Gather every line of the material that contains the string "panel". The match is case-sensitive.
══ DATA ROWS
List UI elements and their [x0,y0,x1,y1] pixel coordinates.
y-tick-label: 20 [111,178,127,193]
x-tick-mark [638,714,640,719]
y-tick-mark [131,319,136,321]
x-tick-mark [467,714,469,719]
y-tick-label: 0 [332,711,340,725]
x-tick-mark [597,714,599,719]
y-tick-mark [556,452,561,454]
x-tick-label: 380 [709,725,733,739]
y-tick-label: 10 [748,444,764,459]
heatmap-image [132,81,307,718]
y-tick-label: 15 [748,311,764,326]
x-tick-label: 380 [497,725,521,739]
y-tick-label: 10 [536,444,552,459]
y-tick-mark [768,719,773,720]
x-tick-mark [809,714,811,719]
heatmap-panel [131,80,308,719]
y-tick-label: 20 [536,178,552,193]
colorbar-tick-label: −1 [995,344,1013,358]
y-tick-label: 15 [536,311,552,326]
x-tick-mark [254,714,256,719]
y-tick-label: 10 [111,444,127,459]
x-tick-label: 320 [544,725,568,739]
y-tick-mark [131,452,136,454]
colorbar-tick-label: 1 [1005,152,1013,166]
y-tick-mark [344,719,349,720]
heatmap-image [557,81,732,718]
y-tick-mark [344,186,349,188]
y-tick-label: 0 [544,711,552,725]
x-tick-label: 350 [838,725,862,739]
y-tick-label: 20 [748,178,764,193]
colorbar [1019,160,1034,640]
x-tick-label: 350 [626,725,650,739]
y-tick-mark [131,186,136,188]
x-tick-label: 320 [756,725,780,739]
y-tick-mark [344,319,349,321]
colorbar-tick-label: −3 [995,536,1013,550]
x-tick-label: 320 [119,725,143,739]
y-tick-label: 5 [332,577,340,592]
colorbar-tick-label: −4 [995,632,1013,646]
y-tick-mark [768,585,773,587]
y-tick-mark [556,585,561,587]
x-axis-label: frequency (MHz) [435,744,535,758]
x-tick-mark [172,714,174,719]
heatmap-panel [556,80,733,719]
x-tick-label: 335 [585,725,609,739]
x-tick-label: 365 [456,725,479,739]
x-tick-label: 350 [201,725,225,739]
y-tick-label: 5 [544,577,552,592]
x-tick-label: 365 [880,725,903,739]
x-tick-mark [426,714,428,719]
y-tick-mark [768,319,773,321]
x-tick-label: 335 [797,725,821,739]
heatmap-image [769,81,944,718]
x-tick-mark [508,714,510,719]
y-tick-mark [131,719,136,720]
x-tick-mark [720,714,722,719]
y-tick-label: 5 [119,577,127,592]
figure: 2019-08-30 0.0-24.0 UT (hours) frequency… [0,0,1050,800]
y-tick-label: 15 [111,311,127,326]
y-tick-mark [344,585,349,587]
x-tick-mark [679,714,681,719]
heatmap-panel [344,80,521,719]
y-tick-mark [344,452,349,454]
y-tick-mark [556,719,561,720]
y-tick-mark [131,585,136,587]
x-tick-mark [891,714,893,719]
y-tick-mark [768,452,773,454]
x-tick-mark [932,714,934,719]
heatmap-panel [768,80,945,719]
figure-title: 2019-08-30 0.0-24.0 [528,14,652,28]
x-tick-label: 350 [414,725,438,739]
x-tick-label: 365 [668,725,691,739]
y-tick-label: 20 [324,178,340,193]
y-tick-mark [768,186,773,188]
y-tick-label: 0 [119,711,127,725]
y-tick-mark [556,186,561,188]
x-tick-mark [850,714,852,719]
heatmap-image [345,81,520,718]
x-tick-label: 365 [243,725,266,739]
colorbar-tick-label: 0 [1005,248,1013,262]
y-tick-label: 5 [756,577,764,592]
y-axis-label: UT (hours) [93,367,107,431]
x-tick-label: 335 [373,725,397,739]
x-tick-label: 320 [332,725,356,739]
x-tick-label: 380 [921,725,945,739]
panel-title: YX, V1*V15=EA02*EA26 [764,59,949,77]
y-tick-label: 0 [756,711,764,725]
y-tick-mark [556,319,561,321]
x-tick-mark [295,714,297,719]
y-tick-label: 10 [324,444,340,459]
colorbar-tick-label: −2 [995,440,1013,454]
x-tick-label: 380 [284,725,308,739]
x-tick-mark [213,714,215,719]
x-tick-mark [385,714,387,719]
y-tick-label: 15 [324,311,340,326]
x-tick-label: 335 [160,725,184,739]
════
**RIGHT ANSWER**.
heatmap-panel [131,80,308,719]
heatmap-panel [556,80,733,719]
heatmap-panel [344,80,521,719]
heatmap-panel [768,80,945,719]
panel-title: YX, V1*V15=EA02*EA26 [764,59,949,77]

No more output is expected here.